#### WHAT THE TASK ASKS
Transcribe the records in full, keeping every character as it is.
— start of RAW DATA —
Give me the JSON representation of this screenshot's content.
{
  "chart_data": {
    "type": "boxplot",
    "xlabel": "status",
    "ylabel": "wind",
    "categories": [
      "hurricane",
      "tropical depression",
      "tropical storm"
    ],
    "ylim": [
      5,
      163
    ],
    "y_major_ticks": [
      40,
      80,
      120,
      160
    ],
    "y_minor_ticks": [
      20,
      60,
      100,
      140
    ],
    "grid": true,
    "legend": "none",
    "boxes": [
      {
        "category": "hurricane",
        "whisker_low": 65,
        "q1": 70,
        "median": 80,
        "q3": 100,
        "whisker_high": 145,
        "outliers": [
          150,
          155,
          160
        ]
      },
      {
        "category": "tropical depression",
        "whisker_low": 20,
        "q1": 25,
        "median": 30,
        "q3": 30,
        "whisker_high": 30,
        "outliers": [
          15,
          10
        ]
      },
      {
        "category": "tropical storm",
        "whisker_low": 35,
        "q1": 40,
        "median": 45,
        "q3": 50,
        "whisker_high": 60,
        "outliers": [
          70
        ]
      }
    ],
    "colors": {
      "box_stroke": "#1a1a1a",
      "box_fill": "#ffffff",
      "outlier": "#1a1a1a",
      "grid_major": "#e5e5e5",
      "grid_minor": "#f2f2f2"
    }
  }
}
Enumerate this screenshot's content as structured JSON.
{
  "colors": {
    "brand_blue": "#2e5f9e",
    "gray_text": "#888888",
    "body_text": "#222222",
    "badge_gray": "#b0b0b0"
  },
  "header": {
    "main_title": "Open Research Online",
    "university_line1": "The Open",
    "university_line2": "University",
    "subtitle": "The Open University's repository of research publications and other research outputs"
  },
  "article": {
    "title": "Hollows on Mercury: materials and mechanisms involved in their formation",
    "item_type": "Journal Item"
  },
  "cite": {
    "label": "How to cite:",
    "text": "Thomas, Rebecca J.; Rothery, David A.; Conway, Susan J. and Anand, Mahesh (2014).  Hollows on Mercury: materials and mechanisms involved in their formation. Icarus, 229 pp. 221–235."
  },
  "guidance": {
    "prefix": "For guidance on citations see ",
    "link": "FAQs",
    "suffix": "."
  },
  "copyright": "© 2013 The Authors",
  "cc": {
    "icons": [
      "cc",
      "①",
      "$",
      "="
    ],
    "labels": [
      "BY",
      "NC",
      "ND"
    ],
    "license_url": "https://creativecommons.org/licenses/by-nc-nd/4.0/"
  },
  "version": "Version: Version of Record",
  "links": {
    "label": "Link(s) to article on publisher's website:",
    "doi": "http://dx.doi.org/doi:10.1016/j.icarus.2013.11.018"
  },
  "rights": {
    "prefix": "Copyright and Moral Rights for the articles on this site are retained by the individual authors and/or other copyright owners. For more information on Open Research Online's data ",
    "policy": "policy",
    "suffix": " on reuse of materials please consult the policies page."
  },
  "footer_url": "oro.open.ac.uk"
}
— end of RAW DATA —
#### RESPONSE
Give me the JSON representation of this screenshot's content.
{
  "chart_data": {
    "type": "boxplot",
    "xlabel": "status",
    "ylabel": "wind",
    "categories": [
      "hurricane",
      "tropical depression",
      "tropical storm"
    ],
    "ylim": [
      5,
      163
    ],
    "y_major_ticks": [
      40,
      80,
      120,
      160
    ],
    "y_minor_ticks": [
      20,
      60,
      100,
      140
    ],
    "grid": true,
    "legend": "none",
    "boxes": [
      {
        "category": "hurricane",
        "whisker_low": 65,
        "q1": 70,
        "median": 80,
        "q3": 100,
        "whisker_high": 145,
        "outliers": [
          150,
          155,
          160
        ]
      },
      {
        "category": "tropical depression",
        "whisker_low": 20,
        "q1": 25,
        "median": 30,
        "q3": 30,
        "whisker_high": 30,
        "outliers": [
          15,
          10
        ]
      },
      {
        "category": "tropical storm",
        "whisker_low": 35,
        "q1": 40,
        "median": 45,
        "q3": 50,
        "whisker_high": 60,
        "outliers": [
          70
        ]
      }
    ],
    "colors": {
      "box_stroke": "#1a1a1a",
      "box_fill": "#ffffff",
      "outlier": "#1a1a1a",
      "grid_major": "#e5e5e5",
      "grid_minor": "#f2f2f2"
    }
  }
}
Enumerate this screenshot's content as structured JSON.
{
  "colors": {
    "brand_blue": "#2e5f9e",
    "gray_text": "#888888",
    "body_text": "#222222",
    "badge_gray": "#b0b0b0"
  },
  "header": {
    "main_title": "Open Research Online",
    "university_line1": "The Open",
    "university_line2": "University",
    "subtitle": "The Open University's repository of research publications and other research outputs"
  },
  "article": {
    "title": "Hollows on Mercury: materials and mechanisms involved in their formation",
    "item_type": "Journal Item"
  },
  "cite": {
    "label": "How to cite:",
    "text": "Thomas, Rebecca J.; Rothery, David A.; Conway, Susan J. and Anand, Mahesh (2014).  Hollows on Mercury: materials and mechanisms involved in their formation. Icarus, 229 pp. 221–235."
  },
  "guidance": {
    "prefix": "For guidance on citations see ",
    "link": "FAQs",
    "suffix": "."
  },
  "copyright": "© 2013 The Authors",
  "cc": {
    "icons": [
      "cc",
      "①",
      "$",
      "="
    ],
    "labels": [
      "BY",
      "NC",
      "ND"
    ],
    "license_url": "https://creativecommons.org/licenses/by-nc-nd/4.0/"
  },
  "version": "Version: Version of Record",
  "links": {
    "label": "Link(s) to article on publisher's website:",
    "doi": "http://dx.doi.org/doi:10.1016/j.icarus.2013.11.018"
  },
  "rights": {
    "prefix": "Copyright and Moral Rights for the articles on this site are retained by the individual authors and/or other copyright owners. For more information on Open Research Online's data ",
    "policy": "policy",
    "suffix": " on reuse of materials please consult the policies page."
  },
  "footer_url": "oro.open.ac.uk"
}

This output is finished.